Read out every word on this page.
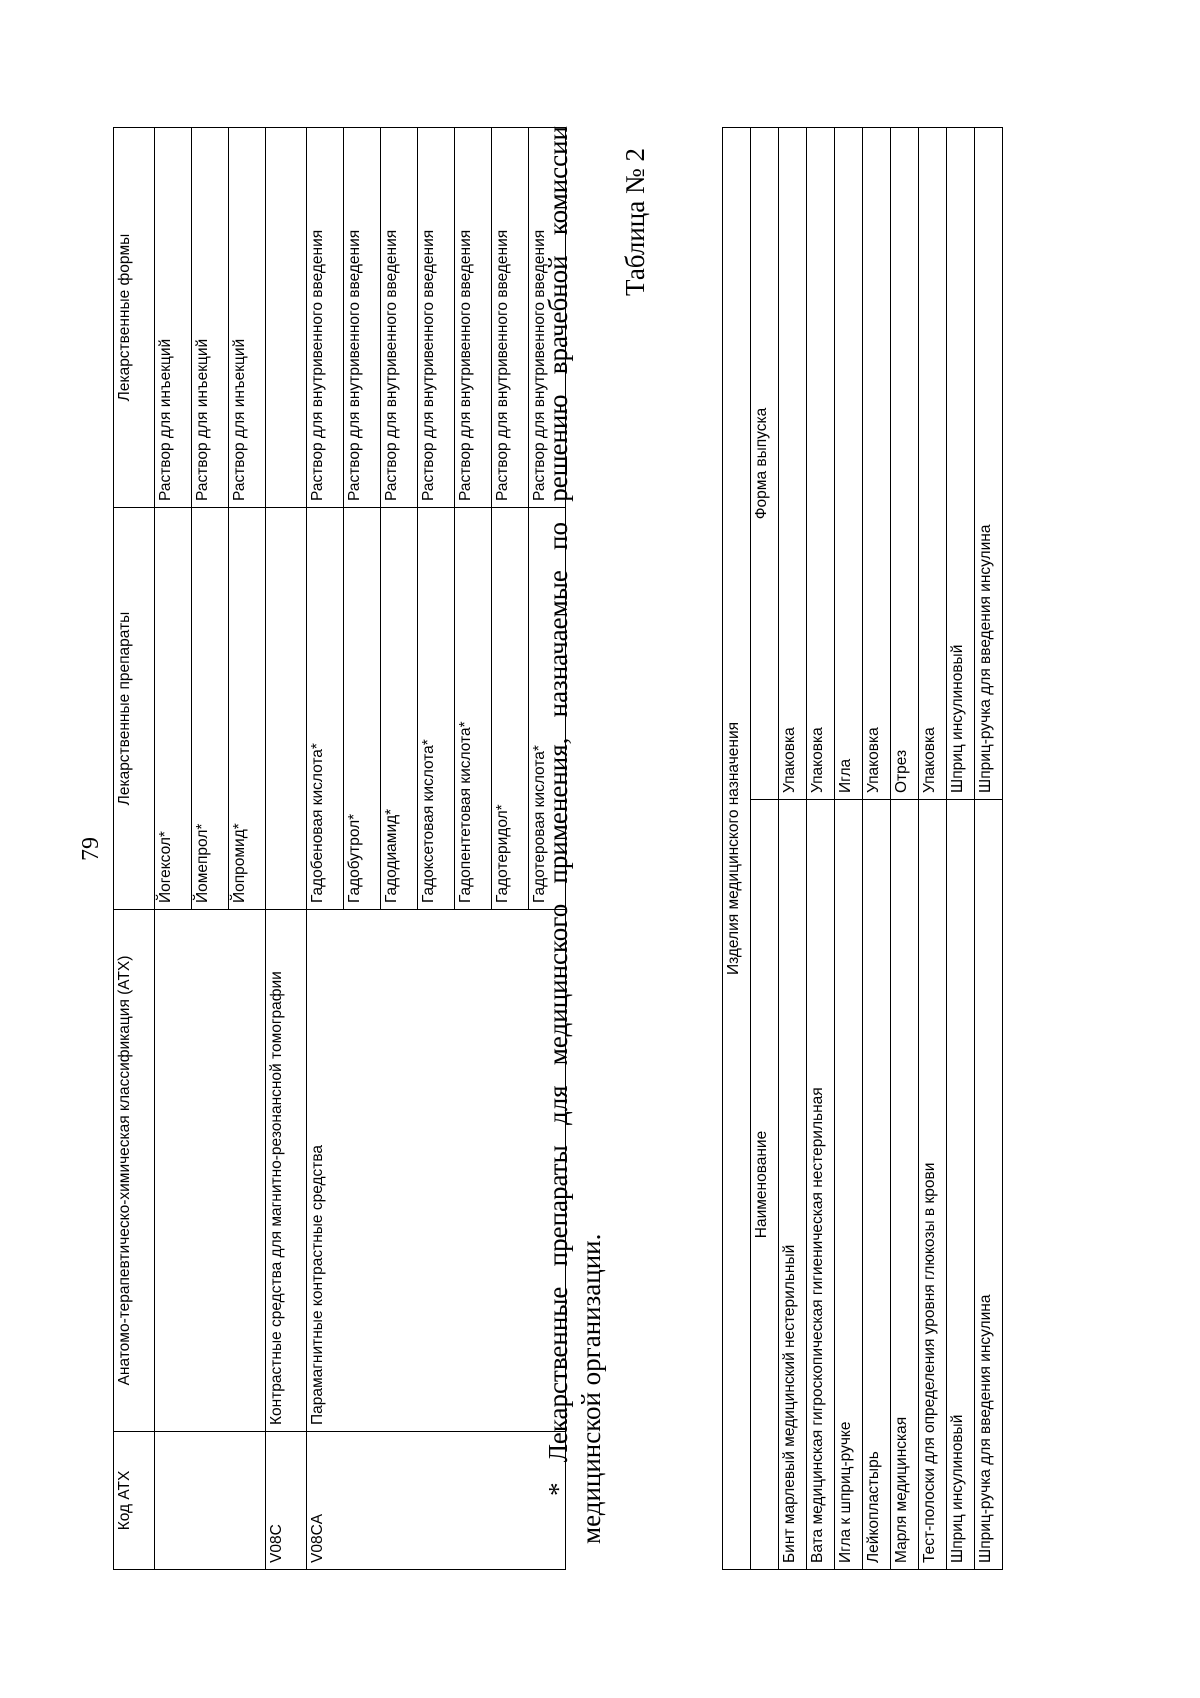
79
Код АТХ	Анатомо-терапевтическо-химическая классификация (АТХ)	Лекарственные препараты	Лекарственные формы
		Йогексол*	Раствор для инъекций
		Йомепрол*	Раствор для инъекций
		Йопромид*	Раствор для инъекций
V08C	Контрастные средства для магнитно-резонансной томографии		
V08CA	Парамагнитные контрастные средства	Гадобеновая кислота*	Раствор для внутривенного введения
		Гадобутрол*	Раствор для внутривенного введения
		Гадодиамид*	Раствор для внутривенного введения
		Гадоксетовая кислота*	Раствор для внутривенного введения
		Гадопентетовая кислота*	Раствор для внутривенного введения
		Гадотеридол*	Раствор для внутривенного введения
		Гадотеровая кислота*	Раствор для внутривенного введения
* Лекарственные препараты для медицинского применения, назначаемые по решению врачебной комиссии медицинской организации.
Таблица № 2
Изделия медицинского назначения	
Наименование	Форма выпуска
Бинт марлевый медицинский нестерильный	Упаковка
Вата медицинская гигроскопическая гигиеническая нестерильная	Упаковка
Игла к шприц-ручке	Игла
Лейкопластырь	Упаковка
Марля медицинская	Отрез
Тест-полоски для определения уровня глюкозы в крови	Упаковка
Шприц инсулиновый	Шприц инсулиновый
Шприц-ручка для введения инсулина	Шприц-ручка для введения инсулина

----

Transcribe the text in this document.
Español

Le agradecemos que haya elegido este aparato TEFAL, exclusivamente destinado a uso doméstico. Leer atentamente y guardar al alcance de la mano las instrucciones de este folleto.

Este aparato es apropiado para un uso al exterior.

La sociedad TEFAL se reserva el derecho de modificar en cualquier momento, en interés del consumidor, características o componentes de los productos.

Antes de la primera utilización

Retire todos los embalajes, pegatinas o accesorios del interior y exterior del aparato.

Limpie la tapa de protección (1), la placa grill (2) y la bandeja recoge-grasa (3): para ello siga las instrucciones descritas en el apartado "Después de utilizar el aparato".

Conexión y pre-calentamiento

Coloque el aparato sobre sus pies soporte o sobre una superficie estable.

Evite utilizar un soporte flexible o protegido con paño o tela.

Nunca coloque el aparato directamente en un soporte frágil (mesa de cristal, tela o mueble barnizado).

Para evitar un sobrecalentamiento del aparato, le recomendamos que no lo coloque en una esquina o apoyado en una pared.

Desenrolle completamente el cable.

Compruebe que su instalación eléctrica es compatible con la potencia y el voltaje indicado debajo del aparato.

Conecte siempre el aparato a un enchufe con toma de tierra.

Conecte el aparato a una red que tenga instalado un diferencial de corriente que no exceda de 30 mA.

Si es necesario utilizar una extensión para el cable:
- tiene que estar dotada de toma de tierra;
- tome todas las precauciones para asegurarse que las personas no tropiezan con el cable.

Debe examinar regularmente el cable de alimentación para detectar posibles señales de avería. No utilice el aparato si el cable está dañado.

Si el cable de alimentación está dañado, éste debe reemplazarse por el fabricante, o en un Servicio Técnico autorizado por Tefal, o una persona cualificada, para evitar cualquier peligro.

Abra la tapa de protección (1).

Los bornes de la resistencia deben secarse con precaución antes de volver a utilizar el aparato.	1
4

----

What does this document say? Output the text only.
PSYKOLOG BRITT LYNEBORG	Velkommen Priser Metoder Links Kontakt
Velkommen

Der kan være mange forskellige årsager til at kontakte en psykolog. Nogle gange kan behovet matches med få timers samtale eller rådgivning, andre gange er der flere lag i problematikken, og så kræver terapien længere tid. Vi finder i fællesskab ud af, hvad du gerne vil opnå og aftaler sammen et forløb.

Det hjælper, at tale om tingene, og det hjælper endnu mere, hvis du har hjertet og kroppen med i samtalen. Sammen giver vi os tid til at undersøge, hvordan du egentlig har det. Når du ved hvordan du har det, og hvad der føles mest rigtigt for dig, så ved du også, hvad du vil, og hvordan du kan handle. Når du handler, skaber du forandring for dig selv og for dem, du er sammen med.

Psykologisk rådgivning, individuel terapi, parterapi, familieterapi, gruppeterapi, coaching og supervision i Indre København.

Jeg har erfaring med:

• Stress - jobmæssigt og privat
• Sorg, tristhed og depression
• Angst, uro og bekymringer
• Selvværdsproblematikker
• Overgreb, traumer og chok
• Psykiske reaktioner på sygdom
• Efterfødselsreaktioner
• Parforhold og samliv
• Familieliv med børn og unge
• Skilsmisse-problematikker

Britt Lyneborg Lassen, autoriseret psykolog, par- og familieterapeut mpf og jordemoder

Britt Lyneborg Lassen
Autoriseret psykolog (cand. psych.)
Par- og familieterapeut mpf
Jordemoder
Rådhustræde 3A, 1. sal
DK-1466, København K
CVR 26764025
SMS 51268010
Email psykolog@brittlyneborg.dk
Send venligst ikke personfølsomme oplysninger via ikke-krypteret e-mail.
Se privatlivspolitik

----

AIM :: Select every line in the material above where the string "cable" occurs, and copy it.

RESPONSE BELOW ::
Desenrolle completamente el cable.
Si es necesario utilizar una extensión para el cable:
- tome todas las precauciones para asegurarse que las personas no tropiezan con el cable.
Debe examinar regularmente el cable de alimentación para detectar posibles señales de avería. No utilice el aparato si el cable está dañado.
Si el cable de alimentación está dañado, éste debe reemplazarse por el fabricante, o en un Servicio Técnico autorizado por Tefal, o una persona cualificada, para evitar cualquier peligro.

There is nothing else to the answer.